Below is a set of records; print all of them exactly as written.
>> Begin DATA PROVIDED
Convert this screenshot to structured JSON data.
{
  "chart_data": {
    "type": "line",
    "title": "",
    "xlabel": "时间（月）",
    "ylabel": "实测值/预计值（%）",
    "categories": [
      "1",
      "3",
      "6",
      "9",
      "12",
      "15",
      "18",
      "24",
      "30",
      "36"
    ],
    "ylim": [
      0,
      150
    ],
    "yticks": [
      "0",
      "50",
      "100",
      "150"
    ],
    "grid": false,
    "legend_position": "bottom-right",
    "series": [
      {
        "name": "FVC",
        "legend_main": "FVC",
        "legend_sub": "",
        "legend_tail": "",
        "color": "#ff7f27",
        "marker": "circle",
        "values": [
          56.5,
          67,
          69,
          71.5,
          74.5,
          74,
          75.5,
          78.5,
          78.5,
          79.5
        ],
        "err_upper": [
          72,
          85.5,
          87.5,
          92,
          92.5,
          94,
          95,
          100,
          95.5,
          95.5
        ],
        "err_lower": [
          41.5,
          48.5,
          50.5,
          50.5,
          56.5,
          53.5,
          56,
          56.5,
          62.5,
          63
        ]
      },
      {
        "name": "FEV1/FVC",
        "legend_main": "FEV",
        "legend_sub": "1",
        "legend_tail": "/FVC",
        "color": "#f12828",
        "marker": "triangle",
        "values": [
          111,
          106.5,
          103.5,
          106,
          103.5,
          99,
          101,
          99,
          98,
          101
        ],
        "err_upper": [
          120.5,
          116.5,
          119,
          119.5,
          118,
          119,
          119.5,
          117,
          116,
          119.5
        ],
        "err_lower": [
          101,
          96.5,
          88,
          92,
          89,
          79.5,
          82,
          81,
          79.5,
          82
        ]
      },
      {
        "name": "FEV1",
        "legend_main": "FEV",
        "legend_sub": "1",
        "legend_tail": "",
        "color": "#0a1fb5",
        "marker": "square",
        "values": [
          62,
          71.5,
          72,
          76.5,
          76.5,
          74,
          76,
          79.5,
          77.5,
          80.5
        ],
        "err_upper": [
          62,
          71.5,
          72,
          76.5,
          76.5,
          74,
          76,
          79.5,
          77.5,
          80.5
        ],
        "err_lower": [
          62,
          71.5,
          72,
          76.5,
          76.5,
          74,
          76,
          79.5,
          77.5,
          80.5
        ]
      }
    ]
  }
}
>> End DATA PROVIDED
> _OUTPUT FOR THIS EXERCISE_
Convert this screenshot to structured JSON data.
{
  "chart_data": {
    "type": "line",
    "title": "",
    "xlabel": "时间（月）",
    "ylabel": "实测值/预计值（%）",
    "categories": [
      "1",
      "3",
      "6",
      "9",
      "12",
      "15",
      "18",
      "24",
      "30",
      "36"
    ],
    "ylim": [
      0,
      150
    ],
    "yticks": [
      "0",
      "50",
      "100",
      "150"
    ],
    "grid": false,
    "legend_position": "bottom-right",
    "series": [
      {
        "name": "FVC",
        "legend_main": "FVC",
        "legend_sub": "",
        "legend_tail": "",
        "color": "#ff7f27",
        "marker": "circle",
        "values": [
          56.5,
          67,
          69,
          71.5,
          74.5,
          74,
          75.5,
          78.5,
          78.5,
          79.5
        ],
        "err_upper": [
          72,
          85.5,
          87.5,
          92,
          92.5,
          94,
          95,
          100,
          95.5,
          95.5
        ],
        "err_lower": [
          41.5,
          48.5,
          50.5,
          50.5,
          56.5,
          53.5,
          56,
          56.5,
          62.5,
          63
        ]
      },
      {
        "name": "FEV1/FVC",
        "legend_main": "FEV",
        "legend_sub": "1",
        "legend_tail": "/FVC",
        "color": "#f12828",
        "marker": "triangle",
        "values": [
          111,
          106.5,
          103.5,
          106,
          103.5,
          99,
          101,
          99,
          98,
          101
        ],
        "err_upper": [
          120.5,
          116.5,
          119,
          119.5,
          118,
          119,
          119.5,
          117,
          116,
          119.5
        ],
        "err_lower": [
          101,
          96.5,
          88,
          92,
          89,
          79.5,
          82,
          81,
          79.5,
          82
        ]
      },
      {
        "name": "FEV1",
        "legend_main": "FEV",
        "legend_sub": "1",
        "legend_tail": "",
        "color": "#0a1fb5",
        "marker": "square",
        "values": [
          62,
          71.5,
          72,
          76.5,
          76.5,
          74,
          76,
          79.5,
          77.5,
          80.5
        ],
        "err_upper": [
          62,
          71.5,
          72,
          76.5,
          76.5,
          74,
          76,
          79.5,
          77.5,
          80.5
        ],
        "err_lower": [
          62,
          71.5,
          72,
          76.5,
          76.5,
          74,
          76,
          79.5,
          77.5,
          80.5
        ]
      }
    ]
  }
}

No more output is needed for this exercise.